# OBJECTIVE
What follows is a block of records; reproduce all of it verbatim.

# DATASET EXCERPTS
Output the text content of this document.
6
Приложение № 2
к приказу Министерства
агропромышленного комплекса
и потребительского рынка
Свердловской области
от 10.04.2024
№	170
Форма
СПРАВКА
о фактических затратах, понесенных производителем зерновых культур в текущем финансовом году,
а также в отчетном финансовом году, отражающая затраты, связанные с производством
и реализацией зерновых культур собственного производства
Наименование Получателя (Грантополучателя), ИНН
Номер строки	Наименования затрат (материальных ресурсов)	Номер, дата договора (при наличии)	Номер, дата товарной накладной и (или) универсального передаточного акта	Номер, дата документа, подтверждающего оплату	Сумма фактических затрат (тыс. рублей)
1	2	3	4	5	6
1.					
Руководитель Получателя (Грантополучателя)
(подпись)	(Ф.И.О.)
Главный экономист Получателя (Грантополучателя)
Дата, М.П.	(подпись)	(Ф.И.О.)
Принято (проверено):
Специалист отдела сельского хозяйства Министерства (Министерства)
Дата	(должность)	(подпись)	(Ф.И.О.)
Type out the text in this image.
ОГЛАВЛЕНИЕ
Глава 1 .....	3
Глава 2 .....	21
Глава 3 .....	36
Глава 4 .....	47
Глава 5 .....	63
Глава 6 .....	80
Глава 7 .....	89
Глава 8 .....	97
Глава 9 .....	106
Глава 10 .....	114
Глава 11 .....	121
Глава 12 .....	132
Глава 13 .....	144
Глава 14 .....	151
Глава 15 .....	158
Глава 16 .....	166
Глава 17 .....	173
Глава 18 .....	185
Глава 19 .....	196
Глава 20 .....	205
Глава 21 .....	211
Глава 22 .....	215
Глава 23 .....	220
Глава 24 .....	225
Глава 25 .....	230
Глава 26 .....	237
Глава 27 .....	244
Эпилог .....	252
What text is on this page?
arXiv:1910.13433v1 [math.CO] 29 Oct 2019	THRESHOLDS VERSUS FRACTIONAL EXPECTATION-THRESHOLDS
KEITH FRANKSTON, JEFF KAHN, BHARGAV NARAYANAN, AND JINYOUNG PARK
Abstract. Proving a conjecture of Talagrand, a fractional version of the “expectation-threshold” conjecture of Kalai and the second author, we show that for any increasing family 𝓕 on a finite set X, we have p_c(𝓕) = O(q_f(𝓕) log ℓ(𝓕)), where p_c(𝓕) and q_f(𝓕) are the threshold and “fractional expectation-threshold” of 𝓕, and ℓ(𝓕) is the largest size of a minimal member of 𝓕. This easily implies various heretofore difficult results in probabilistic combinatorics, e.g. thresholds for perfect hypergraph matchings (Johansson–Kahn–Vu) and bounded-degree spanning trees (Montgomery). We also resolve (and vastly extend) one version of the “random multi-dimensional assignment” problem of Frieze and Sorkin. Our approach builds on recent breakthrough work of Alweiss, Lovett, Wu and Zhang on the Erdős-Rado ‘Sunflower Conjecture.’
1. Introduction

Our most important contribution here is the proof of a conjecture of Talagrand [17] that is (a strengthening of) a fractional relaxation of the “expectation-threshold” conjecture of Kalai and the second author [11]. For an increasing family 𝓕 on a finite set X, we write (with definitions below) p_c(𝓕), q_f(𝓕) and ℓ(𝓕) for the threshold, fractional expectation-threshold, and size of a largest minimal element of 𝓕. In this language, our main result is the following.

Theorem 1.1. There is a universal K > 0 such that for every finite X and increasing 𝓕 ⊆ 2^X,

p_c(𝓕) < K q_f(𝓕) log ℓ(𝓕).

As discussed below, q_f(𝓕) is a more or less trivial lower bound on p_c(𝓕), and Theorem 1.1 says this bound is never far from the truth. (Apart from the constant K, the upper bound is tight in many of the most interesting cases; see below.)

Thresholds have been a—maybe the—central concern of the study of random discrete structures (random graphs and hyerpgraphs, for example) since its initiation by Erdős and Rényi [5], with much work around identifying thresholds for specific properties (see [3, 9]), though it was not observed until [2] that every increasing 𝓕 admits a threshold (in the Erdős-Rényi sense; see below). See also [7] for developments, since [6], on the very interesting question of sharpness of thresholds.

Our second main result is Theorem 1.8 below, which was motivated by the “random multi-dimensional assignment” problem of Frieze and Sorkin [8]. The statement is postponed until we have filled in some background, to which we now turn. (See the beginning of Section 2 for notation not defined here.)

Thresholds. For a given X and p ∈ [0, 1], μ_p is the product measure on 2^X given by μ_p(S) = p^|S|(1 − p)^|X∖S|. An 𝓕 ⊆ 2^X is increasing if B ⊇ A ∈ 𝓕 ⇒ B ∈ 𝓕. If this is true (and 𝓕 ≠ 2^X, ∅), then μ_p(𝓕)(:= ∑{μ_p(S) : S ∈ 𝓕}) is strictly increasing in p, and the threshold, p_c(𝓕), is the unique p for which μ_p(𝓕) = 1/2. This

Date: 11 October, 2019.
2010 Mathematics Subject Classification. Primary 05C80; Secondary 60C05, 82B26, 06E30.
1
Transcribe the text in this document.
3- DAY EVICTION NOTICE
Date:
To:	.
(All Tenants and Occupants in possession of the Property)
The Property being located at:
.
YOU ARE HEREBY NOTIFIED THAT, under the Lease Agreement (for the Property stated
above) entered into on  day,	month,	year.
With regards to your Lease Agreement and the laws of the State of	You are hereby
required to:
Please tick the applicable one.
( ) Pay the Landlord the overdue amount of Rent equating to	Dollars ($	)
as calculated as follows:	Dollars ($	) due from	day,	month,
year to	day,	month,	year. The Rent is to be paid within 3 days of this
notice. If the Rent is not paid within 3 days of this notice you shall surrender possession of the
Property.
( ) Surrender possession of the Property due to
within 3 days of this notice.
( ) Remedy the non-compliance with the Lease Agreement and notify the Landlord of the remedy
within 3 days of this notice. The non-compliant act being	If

# ANSWER
Output the text content of this document.
6
Приложение № 2
к приказу Министерства
агропромышленного комплекса
и потребительского рынка
Свердловской области
от 10.04.2024
№	170
Форма
СПРАВКА
о фактических затратах, понесенных производителем зерновых культур в текущем финансовом году,
а также в отчетном финансовом году, отражающая затраты, связанные с производством
и реализацией зерновых культур собственного производства
Наименование Получателя (Грантополучателя), ИНН
Номер строки	Наименования затрат (материальных ресурсов)	Номер, дата договора (при наличии)	Номер, дата товарной накладной и (или) универсального передаточного акта	Номер, дата документа, подтверждающего оплату	Сумма фактических затрат (тыс. рублей)
1	2	3	4	5	6
1.					
Руководитель Получателя (Грантополучателя)
(подпись)	(Ф.И.О.)
Главный экономист Получателя (Грантополучателя)
Дата, М.П.	(подпись)	(Ф.И.О.)
Принято (проверено):
Специалист отдела сельского хозяйства Министерства (Министерства)
Дата	(должность)	(подпись)	(Ф.И.О.)
Type out the text in this image.
ОГЛАВЛЕНИЕ
Глава 1 .....	3
Глава 2 .....	21
Глава 3 .....	36
Глава 4 .....	47
Глава 5 .....	63
Глава 6 .....	80
Глава 7 .....	89
Глава 8 .....	97
Глава 9 .....	106
Глава 10 .....	114
Глава 11 .....	121
Глава 12 .....	132
Глава 13 .....	144
Глава 14 .....	151
Глава 15 .....	158
Глава 16 .....	166
Глава 17 .....	173
Глава 18 .....	185
Глава 19 .....	196
Глава 20 .....	205
Глава 21 .....	211
Глава 22 .....	215
Глава 23 .....	220
Глава 24 .....	225
Глава 25 .....	230
Глава 26 .....	237
Глава 27 .....	244
Эпилог .....	252
What text is on this page?
arXiv:1910.13433v1 [math.CO] 29 Oct 2019	THRESHOLDS VERSUS FRACTIONAL EXPECTATION-THRESHOLDS
KEITH FRANKSTON, JEFF KAHN, BHARGAV NARAYANAN, AND JINYOUNG PARK
Abstract. Proving a conjecture of Talagrand, a fractional version of the “expectation-threshold” conjecture of Kalai and the second author, we show that for any increasing family 𝓕 on a finite set X, we have p_c(𝓕) = O(q_f(𝓕) log ℓ(𝓕)), where p_c(𝓕) and q_f(𝓕) are the threshold and “fractional expectation-threshold” of 𝓕, and ℓ(𝓕) is the largest size of a minimal member of 𝓕. This easily implies various heretofore difficult results in probabilistic combinatorics, e.g. thresholds for perfect hypergraph matchings (Johansson–Kahn–Vu) and bounded-degree spanning trees (Montgomery). We also resolve (and vastly extend) one version of the “random multi-dimensional assignment” problem of Frieze and Sorkin. Our approach builds on recent breakthrough work of Alweiss, Lovett, Wu and Zhang on the Erdős-Rado ‘Sunflower Conjecture.’
1. Introduction

Our most important contribution here is the proof of a conjecture of Talagrand [17] that is (a strengthening of) a fractional relaxation of the “expectation-threshold” conjecture of Kalai and the second author [11]. For an increasing family 𝓕 on a finite set X, we write (with definitions below) p_c(𝓕), q_f(𝓕) and ℓ(𝓕) for the threshold, fractional expectation-threshold, and size of a largest minimal element of 𝓕. In this language, our main result is the following.

Theorem 1.1. There is a universal K > 0 such that for every finite X and increasing 𝓕 ⊆ 2^X,

p_c(𝓕) < K q_f(𝓕) log ℓ(𝓕).

As discussed below, q_f(𝓕) is a more or less trivial lower bound on p_c(𝓕), and Theorem 1.1 says this bound is never far from the truth. (Apart from the constant K, the upper bound is tight in many of the most interesting cases; see below.)

Thresholds have been a—maybe the—central concern of the study of random discrete structures (random graphs and hyerpgraphs, for example) since its initiation by Erdős and Rényi [5], with much work around identifying thresholds for specific properties (see [3, 9]), though it was not observed until [2] that every increasing 𝓕 admits a threshold (in the Erdős-Rényi sense; see below). See also [7] for developments, since [6], on the very interesting question of sharpness of thresholds.

Our second main result is Theorem 1.8 below, which was motivated by the “random multi-dimensional assignment” problem of Frieze and Sorkin [8]. The statement is postponed until we have filled in some background, to which we now turn. (See the beginning of Section 2 for notation not defined here.)

Thresholds. For a given X and p ∈ [0, 1], μ_p is the product measure on 2^X given by μ_p(S) = p^|S|(1 − p)^|X∖S|. An 𝓕 ⊆ 2^X is increasing if B ⊇ A ∈ 𝓕 ⇒ B ∈ 𝓕. If this is true (and 𝓕 ≠ 2^X, ∅), then μ_p(𝓕)(:= ∑{μ_p(S) : S ∈ 𝓕}) is strictly increasing in p, and the threshold, p_c(𝓕), is the unique p for which μ_p(𝓕) = 1/2. This

Date: 11 October, 2019.
2010 Mathematics Subject Classification. Primary 05C80; Secondary 60C05, 82B26, 06E30.
1
Transcribe the text in this document.
3- DAY EVICTION NOTICE
Date:
To:	.
(All Tenants and Occupants in possession of the Property)
The Property being located at:
.
YOU ARE HEREBY NOTIFIED THAT, under the Lease Agreement (for the Property stated
above) entered into on  day,	month,	year.
With regards to your Lease Agreement and the laws of the State of	You are hereby
required to:
Please tick the applicable one.
( ) Pay the Landlord the overdue amount of Rent equating to	Dollars ($	)
as calculated as follows:	Dollars ($	) due from	day,	month,
year to	day,	month,	year. The Rent is to be paid within 3 days of this
notice. If the Rent is not paid within 3 days of this notice you shall surrender possession of the
Property.
( ) Surrender possession of the Property due to
within 3 days of this notice.
( ) Remedy the non-compliance with the Lease Agreement and notify the Landlord of the remedy
within 3 days of this notice. The non-compliant act being	If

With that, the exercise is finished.